• Task directions: How many lines in the records below contain the word "cdot"? Give only the number.

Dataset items
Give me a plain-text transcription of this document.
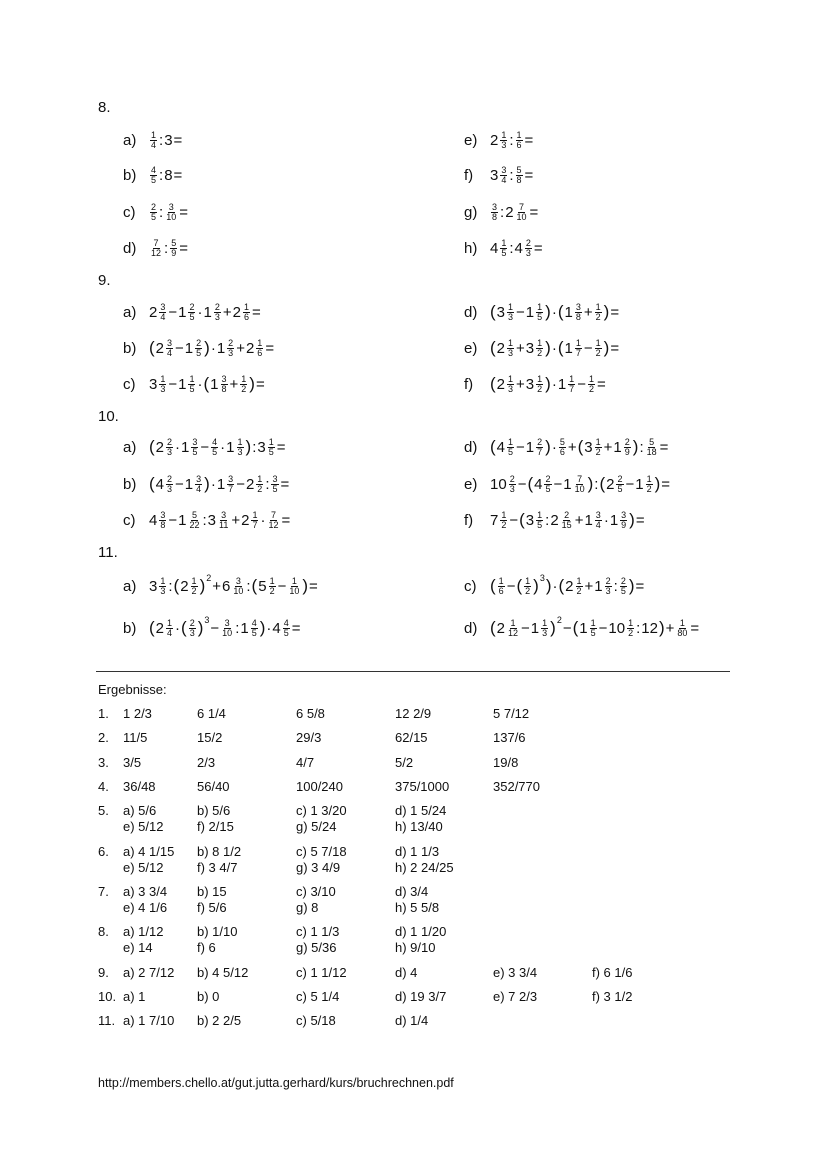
8.
a)	$\frac{1}{4}$ : 3 =
b)	$\frac{4}{5}$ : 8 =
c)	$\frac{2}{5}$ : $\frac{3}{10}$ =
d)	$\frac{7}{12}$ : $\frac{5}{9}$ =
e) $2 \frac{1}{3}$ : $\frac{1}{6}$ =
f)	$3 \frac{3}{4}$ : $\frac{5}{8}$ =
g)	$\frac{3}{8}$ : $2 \frac{7}{10}$ =
h) $4 \frac{1}{5}$ : $4 \frac{2}{3}$ =
9.
a) $2 \frac{3}{4} - 1 \frac{2}{5} \cdot 1 \frac{2}{3} + 2 \frac{1}{6}$ =
b) ( $2 \frac{3}{4} - 1 \frac{2}{5}$ ) · $1 \frac{2}{3} + 2 \frac{1}{6}$ =
c) $3 \frac{1}{3} - 1 \frac{1}{5}$ · ( $1 \frac{3}{8} + \frac{1}{2}$ ) =
d) ( $3 \frac{1}{3} - 1 \frac{1}{5}$ ) · ( $1 \frac{3}{8} + \frac{1}{2}$ ) =
e) ( $2 \frac{1}{3} + 3 \frac{1}{2}$ ) · ( $1 \frac{1}{7} - \frac{1}{2}$ ) =
f) ( $2 \frac{1}{3} + 3 \frac{1}{2}$ ) · $1 \frac{1}{7} - \frac{1}{2}$ =
10.
a) ( $2 \frac{2}{3} \cdot 1 \frac{3}{5} - \frac{4}{5} \cdot 1 \frac{1}{3}$ ) : $3 \frac{1}{5}$ =
b) ( $4 \frac{2}{3} - 1 \frac{3}{4}$ ) · $1 \frac{3}{7} - 2 \frac{1}{2}$ : $\frac{3}{5}$ =
c) $4 \frac{3}{8} - 1 \frac{5}{22}$ : $3 \frac{3}{11} + 2 \frac{1}{7} \cdot \frac{7}{12}$ =
d) ( $4 \frac{1}{5} - 1 \frac{2}{7}$ ) · $\frac{5}{6}$ + ( $3 \frac{1}{2} + 1 \frac{2}{9}$ ) : $\frac{5}{18}$ =
e) $10 \frac{2}{3}$ − ( $4 \frac{2}{5} - 1 \frac{7}{10}$ ) : ( $2 \frac{2}{5} - 1 \frac{1}{2}$ ) =
f)	$7 \frac{1}{2}$ − ( $3 \frac{1}{5}$ : $2 \frac{2}{15} + 1 \frac{3}{4} \cdot 1 \frac{3}{9}$ ) =
11.
a) $3 \frac{1}{3}$ : ( $2 \frac{1}{2}$ ) $2 + 6 \frac{3}{10}$ : ( $5 \frac{1}{2} - \frac{1}{10}$ ) =
b) ( $2 \frac{1}{4}$ · ( $\frac{2}{3}$ ) $3 - \frac{3}{10}$ : $1 \frac{4}{5}$ ) · $4 \frac{4}{5}$ =
c) ( $\frac{1}{6}$ − ( $\frac{1}{2}$ ) 3 ) · ( $2 \frac{1}{2} + 1 \frac{2}{3}$ : $\frac{2}{5}$ ) =
d) ( $2 \frac{1}{12} - 1 \frac{1}{3}$ ) 2 − ( $1 \frac{1}{5} - 10 \frac{1}{2}$ : 12 ) + $\frac{1}{80}$ =
Ergebnisse:
1. 1 2/3	6 1/4	6 5/8	12 2/9	5 7/12
2. 11/5	15/2	29/3	62/15	137/6
3. 3/5	2/3	4/7	5/2	19/8
4. 36/48	56/40	100/240	375/1000	352/770
5. a) 5/6	b) 5/6	c) 1 3/20	d) 1 5/24
e) 5/12	f) 2/15	g) 5/24	h) 13/40
6. a) 4 1/15 b) 8 1/2	c) 5 7/18	d) 1 1/3
e) 5/12	f) 3 4/7	g) 3 4/9	h) 2 24/25
7. a) 3 3/4 b) 15	c) 3/10	d) 3/4
e) 4 1/6 f) 5/6	g) 8	h) 5 5/8
8. a) 1/12	b) 1/10	c) 1 1/3	d) 1 1/20
e) 14	f) 6	g) 5/36	h) 9/10
9. a) 2 7/12 b) 4 5/12	c) 1 1/12	d) 4	e) 3 3/4	f) 6 1/6
10. a) 1	b) 0	c) 5 1/4	d) 19 3/7	e) 7 2/3	f) 3 1/2
11. a) 1 7/10 b) 2 2/5	c) 5/18	d) 1/4
http://members.chello.at/gut.jutta.gerhard/kurs/bruchrechnen.pdf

• Reply to the task: 4